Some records

>> Begin

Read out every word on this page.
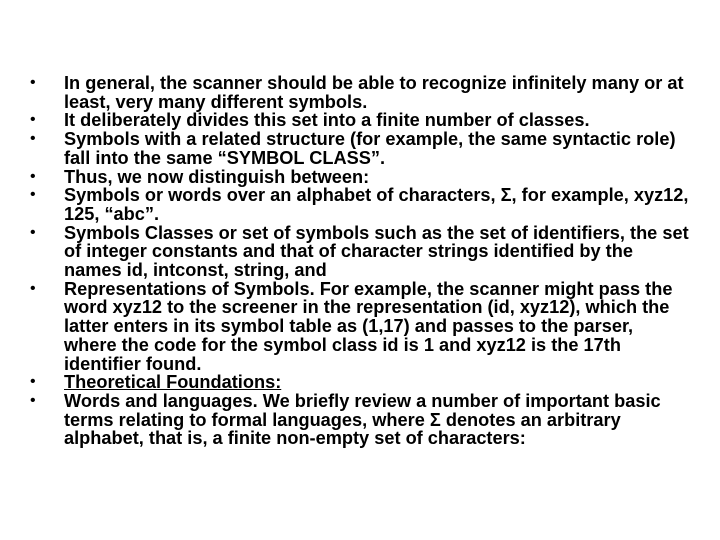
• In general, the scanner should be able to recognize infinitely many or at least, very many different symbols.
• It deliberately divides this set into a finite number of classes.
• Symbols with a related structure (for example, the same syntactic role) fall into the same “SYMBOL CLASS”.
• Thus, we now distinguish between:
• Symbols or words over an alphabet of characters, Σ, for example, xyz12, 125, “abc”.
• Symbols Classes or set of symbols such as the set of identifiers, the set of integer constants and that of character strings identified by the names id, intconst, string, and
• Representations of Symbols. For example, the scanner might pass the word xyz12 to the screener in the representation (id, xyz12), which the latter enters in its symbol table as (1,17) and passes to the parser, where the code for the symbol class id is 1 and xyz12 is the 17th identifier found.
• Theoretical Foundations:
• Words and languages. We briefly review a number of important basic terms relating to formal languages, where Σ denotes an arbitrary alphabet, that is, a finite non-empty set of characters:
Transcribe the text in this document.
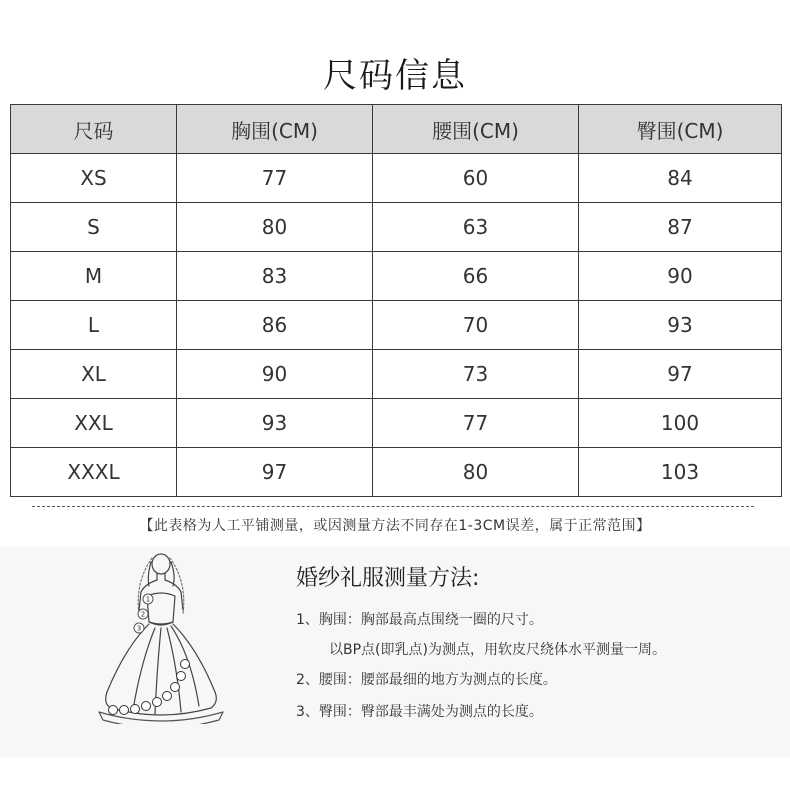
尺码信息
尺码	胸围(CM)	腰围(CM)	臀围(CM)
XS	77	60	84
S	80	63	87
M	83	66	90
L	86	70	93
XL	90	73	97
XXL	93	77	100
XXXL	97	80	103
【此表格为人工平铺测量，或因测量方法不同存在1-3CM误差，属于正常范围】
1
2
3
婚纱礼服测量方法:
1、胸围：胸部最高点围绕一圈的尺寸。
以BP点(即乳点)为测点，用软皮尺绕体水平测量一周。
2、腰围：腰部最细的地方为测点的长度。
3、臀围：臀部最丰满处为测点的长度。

>> End
>> Begin

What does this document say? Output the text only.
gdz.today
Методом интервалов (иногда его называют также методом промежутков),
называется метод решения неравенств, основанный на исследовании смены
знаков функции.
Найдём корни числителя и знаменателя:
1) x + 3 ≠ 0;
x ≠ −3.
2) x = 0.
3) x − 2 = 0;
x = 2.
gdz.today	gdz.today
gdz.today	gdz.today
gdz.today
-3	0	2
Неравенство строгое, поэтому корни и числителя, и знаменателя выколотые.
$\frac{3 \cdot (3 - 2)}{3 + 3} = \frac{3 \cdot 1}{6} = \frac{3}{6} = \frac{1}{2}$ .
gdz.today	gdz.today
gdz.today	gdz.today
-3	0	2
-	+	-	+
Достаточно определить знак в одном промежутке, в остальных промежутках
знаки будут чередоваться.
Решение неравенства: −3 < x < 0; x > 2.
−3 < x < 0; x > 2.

>> End
>> Begin

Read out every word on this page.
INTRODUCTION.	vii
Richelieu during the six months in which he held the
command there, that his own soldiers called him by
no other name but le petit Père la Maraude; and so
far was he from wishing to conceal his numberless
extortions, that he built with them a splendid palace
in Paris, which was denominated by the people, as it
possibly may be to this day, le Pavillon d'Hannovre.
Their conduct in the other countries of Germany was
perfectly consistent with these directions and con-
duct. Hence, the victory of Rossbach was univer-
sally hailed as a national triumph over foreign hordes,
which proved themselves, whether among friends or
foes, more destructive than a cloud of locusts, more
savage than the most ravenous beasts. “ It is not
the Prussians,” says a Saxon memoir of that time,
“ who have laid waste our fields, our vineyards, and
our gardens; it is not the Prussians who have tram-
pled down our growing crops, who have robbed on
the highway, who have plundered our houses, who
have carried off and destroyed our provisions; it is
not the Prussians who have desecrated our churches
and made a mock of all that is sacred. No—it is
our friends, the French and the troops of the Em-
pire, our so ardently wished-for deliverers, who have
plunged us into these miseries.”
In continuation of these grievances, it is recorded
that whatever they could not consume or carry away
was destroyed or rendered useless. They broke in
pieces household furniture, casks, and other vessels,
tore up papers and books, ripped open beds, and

>> End

_WORK INSTRUCTIONS_.
Pick each line holding the word "friends" out of the data and copy it.

_THE RESPONSE_.
which proved themselves, whether among friends or
our friends, the French and the troops of the Em-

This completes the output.